=== INSTRUCTIONS TO FOLLOW ===
Quote all of the data exactly as given. Skip every picture it contains.

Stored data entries
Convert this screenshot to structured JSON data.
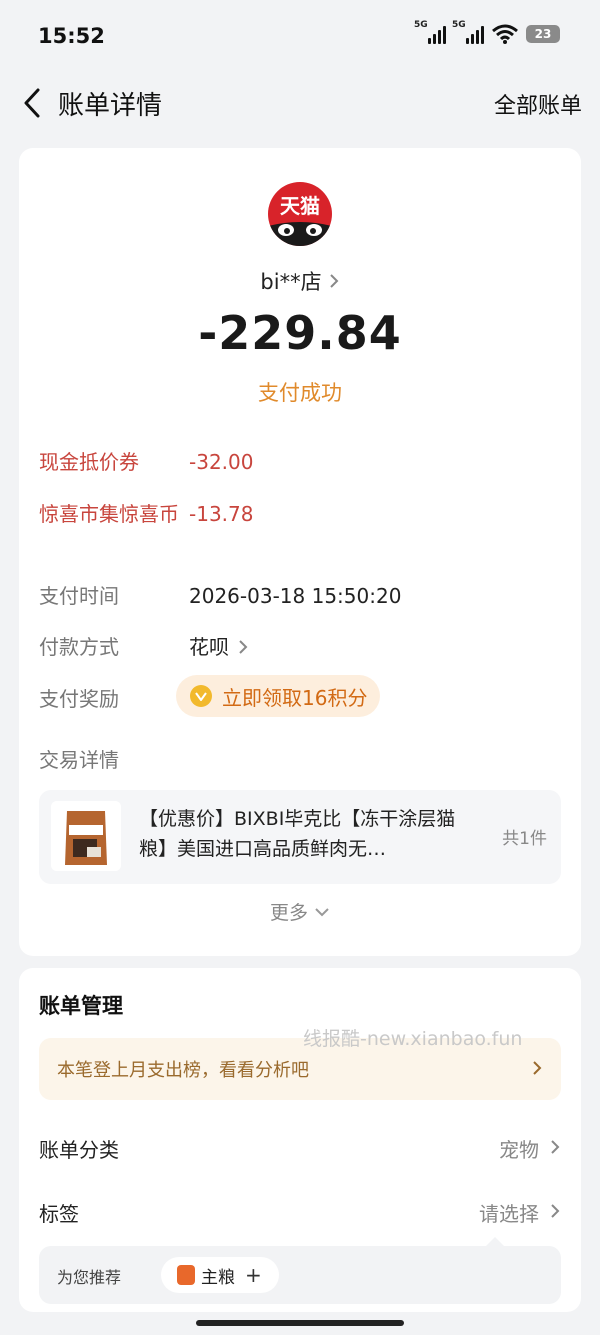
{
  "status_bar": {
    "time": "15:52",
    "signal1_label": "5G",
    "signal2_label": "5G",
    "battery": "23"
  },
  "nav": {
    "back_icon": "chevron-left-icon",
    "title": "账单详情",
    "right_link": "全部账单"
  },
  "merchant": {
    "logo_text": "天猫",
    "store_name": "bi**店",
    "amount": "-229.84",
    "status": "支付成功",
    "status_color": "#e08a2b"
  },
  "details": {
    "cash_coupon": {
      "label": "现金抵价券",
      "value": "-32.00"
    },
    "surprise_coin": {
      "label": "惊喜市集惊喜币",
      "value": "-13.78"
    },
    "pay_time": {
      "label": "支付时间",
      "value": "2026-03-18 15:50:20"
    },
    "pay_method": {
      "label": "付款方式",
      "value": "花呗"
    },
    "reward": {
      "label": "支付奖励",
      "value": "立即领取16积分"
    },
    "trade_detail_label": "交易详情",
    "red_color": "#c8453d"
  },
  "product": {
    "title": "【优惠价】BIXBI毕克比【冻干涂层猫粮】美国进口高品质鲜肉无…",
    "count": "共1件",
    "image_icon": "cat-food-bag-icon"
  },
  "more_label": "更多",
  "management": {
    "title": "账单管理",
    "watermark": "线报酷-new.xianbao.fun",
    "banner_text": "本笔登上月支出榜，看看分析吧",
    "category_label": "账单分类",
    "category_value": "宠物",
    "tag_label": "标签",
    "tag_value": "请选择",
    "recommend_label": "为您推荐",
    "recommend_tag": "主粮",
    "recommend_add": "+"
  }
}
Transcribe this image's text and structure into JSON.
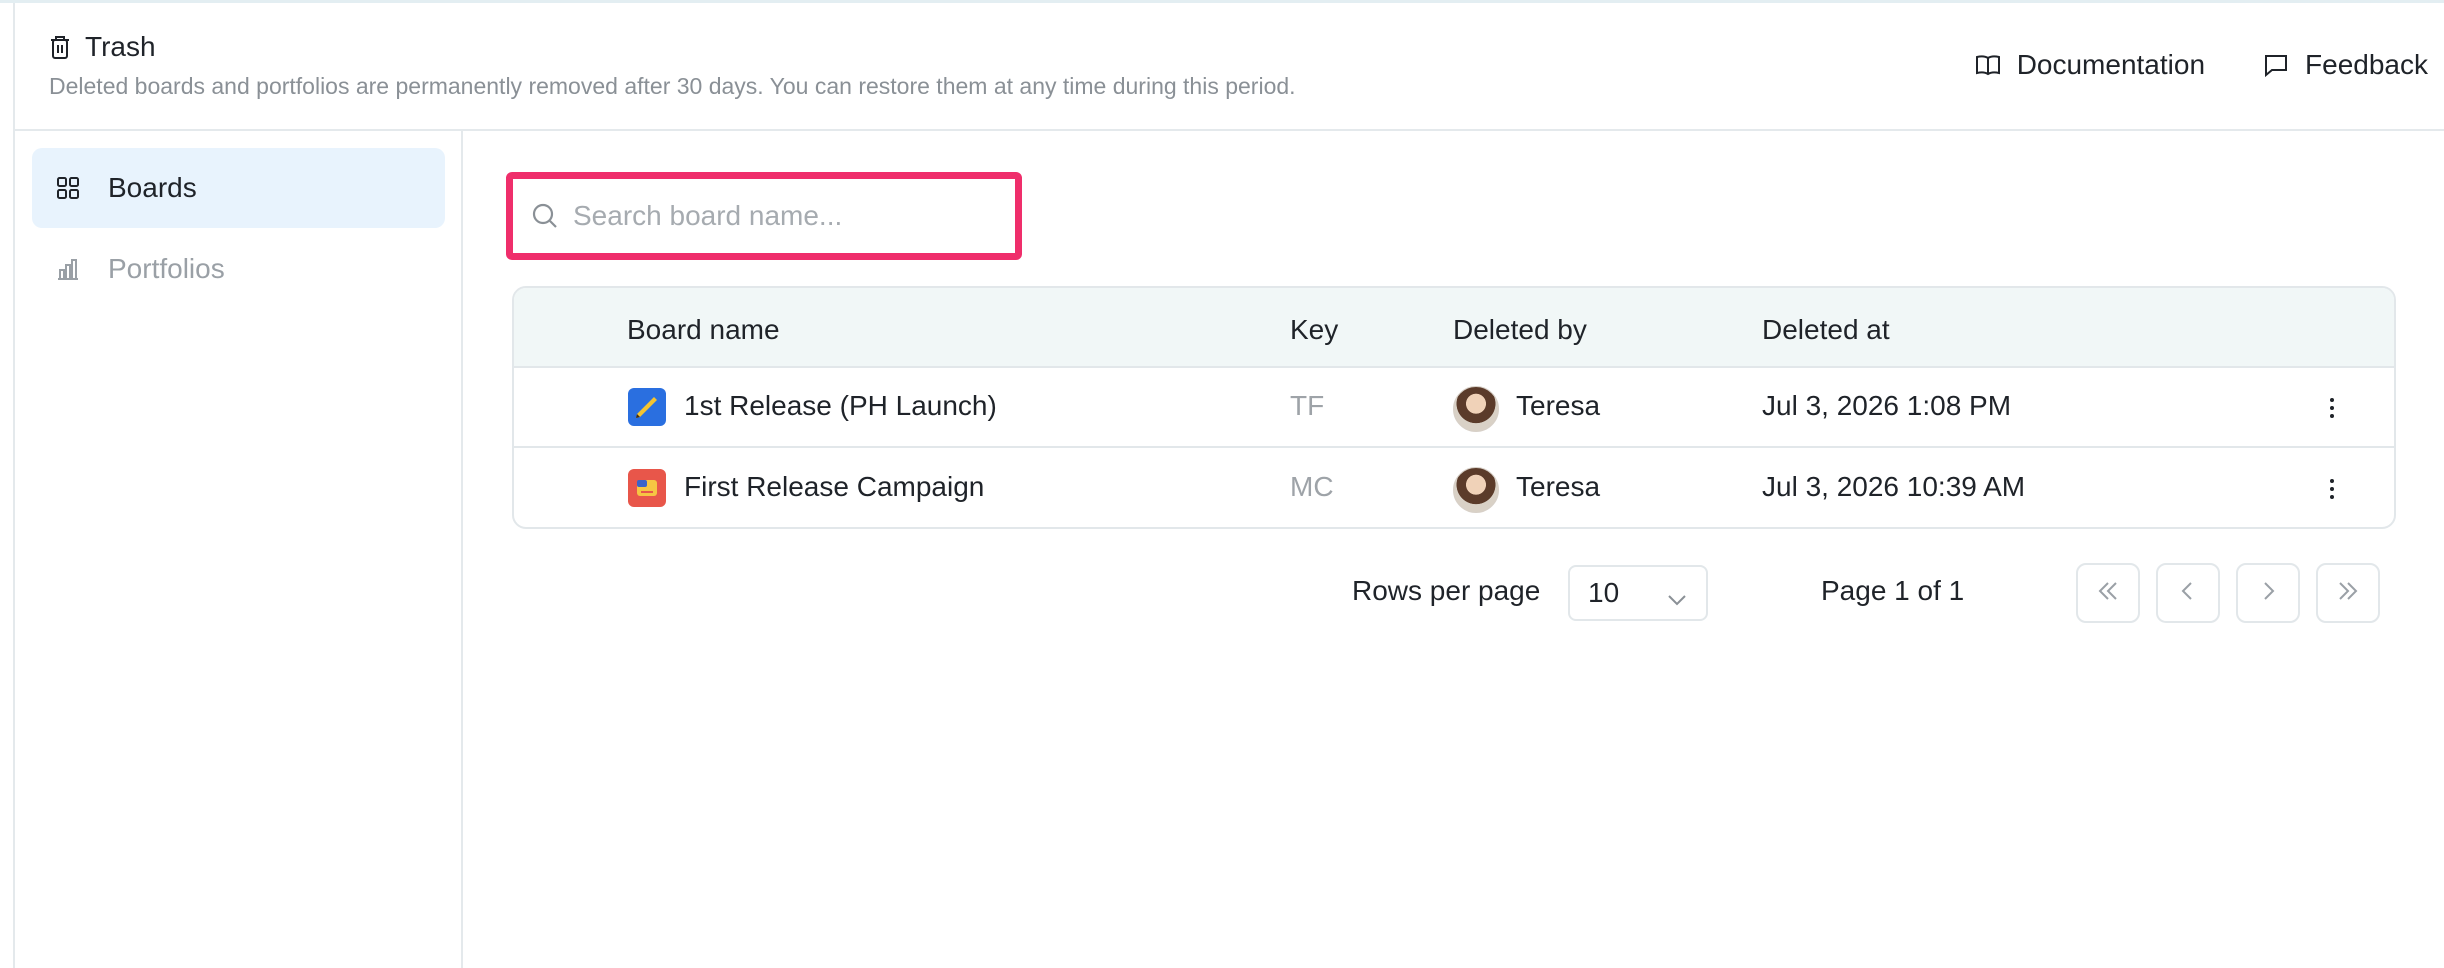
{
  "header": {
    "title": "Trash",
    "subtitle": "Deleted boards and portfolios are permanently removed after 30 days. You can restore them at any time during this period.",
    "links": {
      "documentation": "Documentation",
      "feedback": "Feedback"
    }
  },
  "sidebar": {
    "items": [
      {
        "label": "Boards",
        "icon": "grid-icon",
        "active": true
      },
      {
        "label": "Portfolios",
        "icon": "bar-chart-icon",
        "active": false
      }
    ]
  },
  "search": {
    "placeholder": "Search board name...",
    "value": ""
  },
  "table": {
    "columns": {
      "board_name": "Board name",
      "key": "Key",
      "deleted_by": "Deleted by",
      "deleted_at": "Deleted at"
    },
    "rows": [
      {
        "board_name": "1st Release (PH Launch)",
        "key": "TF",
        "deleted_by": "Teresa",
        "deleted_at": "Jul 3, 2026 1:08 PM",
        "icon": "pencil-board-icon"
      },
      {
        "board_name": "First Release Campaign",
        "key": "MC",
        "deleted_by": "Teresa",
        "deleted_at": "Jul 3, 2026 10:39 AM",
        "icon": "campaign-board-icon"
      }
    ]
  },
  "pagination": {
    "rows_per_page_label": "Rows per page",
    "rows_per_page_value": "10",
    "page_label": "Page 1 of 1"
  },
  "colors": {
    "accent_highlight": "#ef2e6b",
    "active_nav_bg": "#e8f3fd",
    "table_header_bg": "#f1f7f7"
  }
}
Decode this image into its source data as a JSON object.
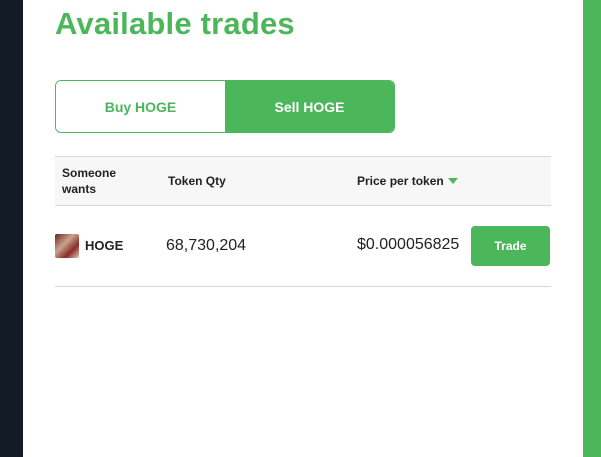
{
  "page": {
    "title": "Available trades"
  },
  "toggle": {
    "buy_label": "Buy HOGE",
    "sell_label": "Sell HOGE",
    "selected": "sell"
  },
  "table": {
    "headers": {
      "col1": "Someone wants",
      "col2": "Token Qty",
      "col3": "Price per token"
    },
    "sort_icon": "caret-down-icon",
    "rows": [
      {
        "token": "HOGE",
        "qty": "68,730,204",
        "price": "$0.000056825",
        "action_label": "Trade"
      }
    ]
  },
  "colors": {
    "accent": "#4cb65a",
    "left_rail": "#131b26",
    "text": "#222222"
  }
}
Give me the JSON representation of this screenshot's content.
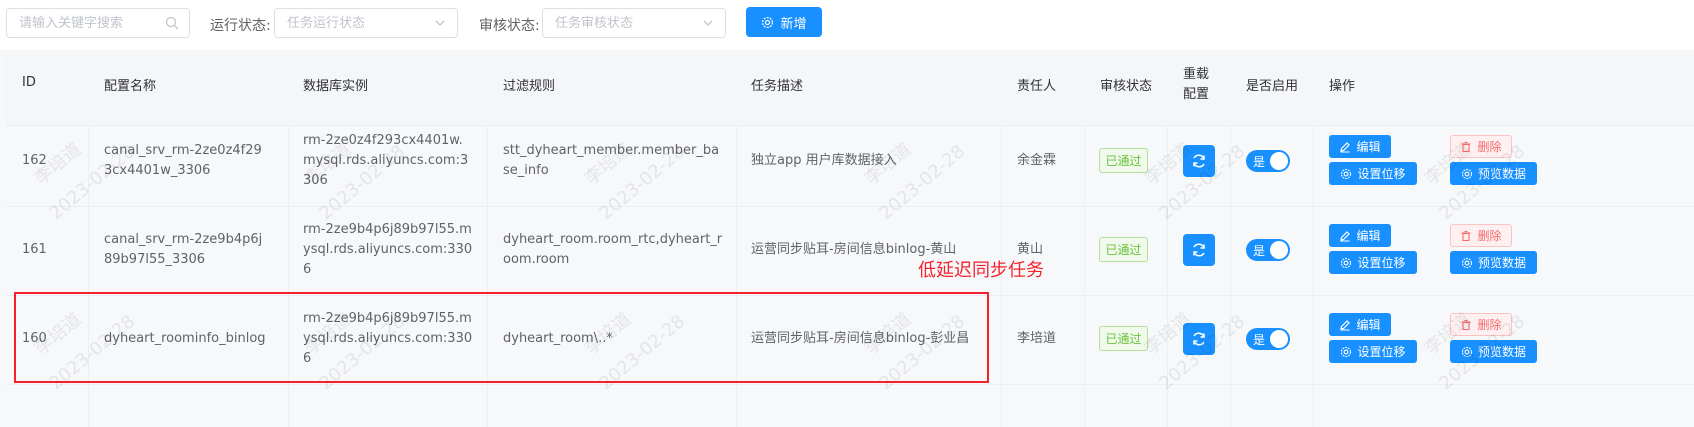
{
  "filters": {
    "search_placeholder": "请输入关键字搜索",
    "run_status_label": "运行状态:",
    "run_status_placeholder": "任务运行状态",
    "review_status_label": "审核状态:",
    "review_status_placeholder": "任务审核状态",
    "add_button": "新增"
  },
  "table": {
    "headers": {
      "id": "ID",
      "config_name": "配置名称",
      "db_instance": "数据库实例",
      "filter_rule": "过滤规则",
      "task_desc": "任务描述",
      "owner": "责任人",
      "review_status": "审核状态",
      "reload_config": "重载配置",
      "enabled": "是否启用",
      "actions": "操作"
    },
    "rows": [
      {
        "id": "162",
        "config_name": "canal_srv_rm-2ze0z4f293cx4401w_3306",
        "db_instance": "rm-2ze0z4f293cx4401w.mysql.rds.aliyuncs.com:3306",
        "filter_rule": "stt_dyheart_member.member_base_info",
        "task_desc": "独立app 用户库数据接入",
        "owner": "余金霖",
        "review_status": "已通过",
        "enabled": "是"
      },
      {
        "id": "161",
        "config_name": "canal_srv_rm-2ze9b4p6j89b97l55_3306",
        "db_instance": "rm-2ze9b4p6j89b97l55.mysql.rds.aliyuncs.com:3306",
        "filter_rule": "dyheart_room.room_rtc,dyheart_room.room",
        "task_desc": "运营同步贴耳-房间信息binlog-黄山",
        "owner": "黄山",
        "review_status": "已通过",
        "enabled": "是"
      },
      {
        "id": "160",
        "config_name": "dyheart_roominfo_binlog",
        "db_instance": "rm-2ze9b4p6j89b97l55.mysql.rds.aliyuncs.com:3306",
        "filter_rule": "dyheart_room\\..*",
        "task_desc": "运营同步贴耳-房间信息binlog-彭业昌",
        "owner": "李培道",
        "review_status": "已通过",
        "enabled": "是"
      }
    ],
    "actions": {
      "edit": "编辑",
      "delete": "删除",
      "set_offset": "设置位移",
      "preview": "预览数据"
    }
  },
  "annotation": "低延迟同步任务",
  "watermark": {
    "name": "李培道",
    "date": "2023-02-28"
  },
  "colors": {
    "primary": "#1890ff",
    "success": "#67c23a",
    "danger": "#f56c6c",
    "highlight": "#f5222d"
  }
}
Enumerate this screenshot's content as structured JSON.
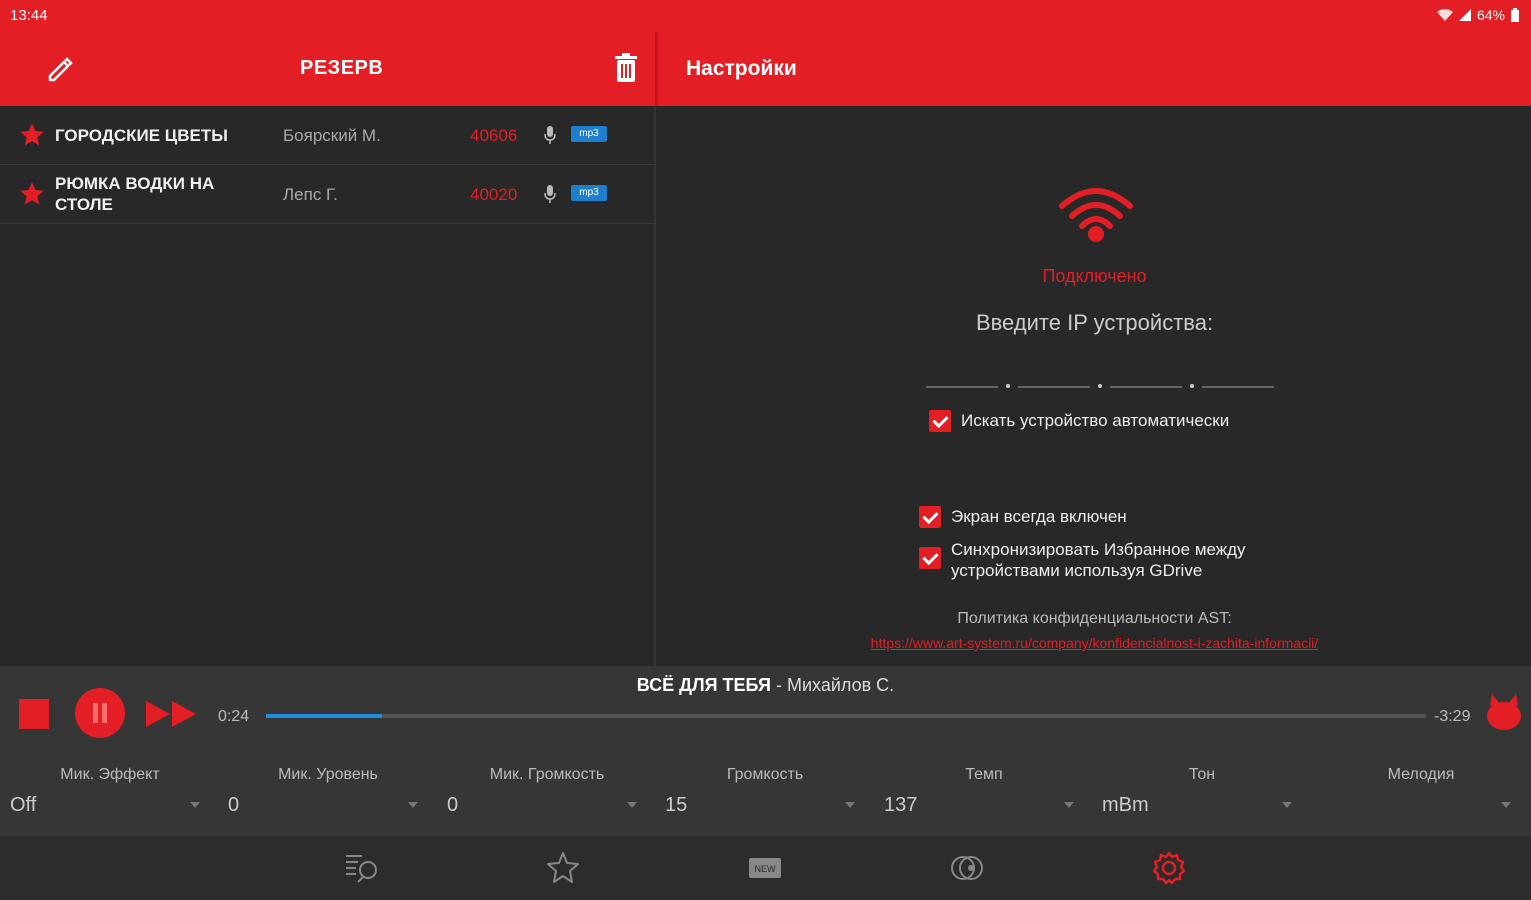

=== COMPLETED TASK ===
Convert this screenshot to structured JSON data.
{
  "status_bar": {
    "time": "15:52",
    "signal1_label": "5G",
    "signal2_label": "5G",
    "battery": "23"
  },
  "nav": {
    "back_icon": "chevron-left-icon",
    "title": "账单详情",
    "right_link": "全部账单"
  },
  "merchant": {
    "logo_text": "天猫",
    "store_name": "bi**店",
    "amount": "-229.84",
    "status": "支付成功",
    "status_color": "#e08a2b"
  },
  "details": {
    "cash_coupon": {
      "label": "现金抵价券",
      "value": "-32.00"
    },
    "surprise_coin": {
      "label": "惊喜市集惊喜币",
      "value": "-13.78"
    },
    "pay_time": {
      "label": "支付时间",
      "value": "2026-03-18 15:50:20"
    },
    "pay_method": {
      "label": "付款方式",
      "value": "花呗"
    },
    "reward": {
      "label": "支付奖励",
      "value": "立即领取16积分"
    },
    "trade_detail_label": "交易详情",
    "red_color": "#c8453d"
  },
  "product": {
    "title": "【优惠价】BIXBI毕克比【冻干涂层猫粮】美国进口高品质鲜肉无…",
    "count": "共1件",
    "image_icon": "cat-food-bag-icon"
  },
  "more_label": "更多",
  "management": {
    "title": "账单管理",
    "watermark": "线报酷-new.xianbao.fun",
    "banner_text": "本笔登上月支出榜，看看分析吧",
    "category_label": "账单分类",
    "category_value": "宠物",
    "tag_label": "标签",
    "tag_value": "请选择",
    "recommend_label": "为您推荐",
    "recommend_tag": "主粮",
    "recommend_add": "+"
  }
}
Transcribe this image's text and structure into JSON.
{
  "header": {
    "title": "Trash",
    "subtitle": "Deleted boards and portfolios are permanently removed after 30 days. You can restore them at any time during this period.",
    "links": {
      "documentation": "Documentation",
      "feedback": "Feedback"
    }
  },
  "sidebar": {
    "items": [
      {
        "label": "Boards",
        "icon": "grid-icon",
        "active": true
      },
      {
        "label": "Portfolios",
        "icon": "bar-chart-icon",
        "active": false
      }
    ]
  },
  "search": {
    "placeholder": "Search board name...",
    "value": ""
  },
  "table": {
    "columns": {
      "board_name": "Board name",
      "key": "Key",
      "deleted_by": "Deleted by",
      "deleted_at": "Deleted at"
    },
    "rows": [
      {
        "board_name": "1st Release (PH Launch)",
        "key": "TF",
        "deleted_by": "Teresa",
        "deleted_at": "Jul 3, 2026 1:08 PM",
        "icon": "pencil-board-icon"
      },
      {
        "board_name": "First Release Campaign",
        "key": "MC",
        "deleted_by": "Teresa",
        "deleted_at": "Jul 3, 2026 10:39 AM",
        "icon": "campaign-board-icon"
      }
    ]
  },
  "pagination": {
    "rows_per_page_label": "Rows per page",
    "rows_per_page_value": "10",
    "page_label": "Page 1 of 1"
  },
  "colors": {
    "accent_highlight": "#ef2e6b",
    "active_nav_bg": "#e8f3fd",
    "table_header_bg": "#f1f7f7"
  }
}
Decode this image into its source data as a JSON object.
{
  "page": {
    "title": "Available trades"
  },
  "toggle": {
    "buy_label": "Buy HOGE",
    "sell_label": "Sell HOGE",
    "selected": "sell"
  },
  "table": {
    "headers": {
      "col1": "Someone wants",
      "col2": "Token Qty",
      "col3": "Price per token"
    },
    "sort_icon": "caret-down-icon",
    "rows": [
      {
        "token": "HOGE",
        "qty": "68,730,204",
        "price": "$0.000056825",
        "action_label": "Trade"
      }
    ]
  },
  "colors": {
    "accent": "#4cb65a",
    "left_rail": "#131b26",
    "text": "#222222"
  }
}
Give me the JSON representation of this screenshot's content.
{
  "filters": {
    "search_placeholder": "请输入关键字搜索",
    "run_status_label": "运行状态:",
    "run_status_placeholder": "任务运行状态",
    "review_status_label": "审核状态:",
    "review_status_placeholder": "任务审核状态",
    "add_button": "新增"
  },
  "table": {
    "headers": {
      "id": "ID",
      "config_name": "配置名称",
      "db_instance": "数据库实例",
      "filter_rule": "过滤规则",
      "task_desc": "任务描述",
      "owner": "责任人",
      "review_status": "审核状态",
      "reload_config": "重载配置",
      "enabled": "是否启用",
      "actions": "操作"
    },
    "rows": [
      {
        "id": "162",
        "config_name": "canal_srv_rm-2ze0z4f293cx4401w_3306",
        "db_instance": "rm-2ze0z4f293cx4401w.mysql.rds.aliyuncs.com:3306",
        "filter_rule": "stt_dyheart_member.member_base_info",
        "task_desc": "独立app 用户库数据接入",
        "owner": "余金霖",
        "review_status": "已通过",
        "enabled": "是"
      },
      {
        "id": "161",
        "config_name": "canal_srv_rm-2ze9b4p6j89b97l55_3306",
        "db_instance": "rm-2ze9b4p6j89b97l55.mysql.rds.aliyuncs.com:3306",
        "filter_rule": "dyheart_room.room_rtc,dyheart_room.room",
        "task_desc": "运营同步贴耳-房间信息binlog-黄山",
        "owner": "黄山",
        "review_status": "已通过",
        "enabled": "是"
      },
      {
        "id": "160",
        "config_name": "dyheart_roominfo_binlog",
        "db_instance": "rm-2ze9b4p6j89b97l55.mysql.rds.aliyuncs.com:3306",
        "filter_rule": "dyheart_room\\..*",
        "task_desc": "运营同步贴耳-房间信息binlog-彭业昌",
        "owner": "李培道",
        "review_status": "已通过",
        "enabled": "是"
      }
    ],
    "actions": {
      "edit": "编辑",
      "delete": "删除",
      "set_offset": "设置位移",
      "preview": "预览数据"
    }
  },
  "annotation": "低延迟同步任务",
  "watermark": {
    "name": "李培道",
    "date": "2023-02-28"
  },
  "colors": {
    "primary": "#1890ff",
    "success": "#67c23a",
    "danger": "#f56c6c",
    "highlight": "#f5222d"
  }
}
Enumerate this screenshot's content as structured JSON.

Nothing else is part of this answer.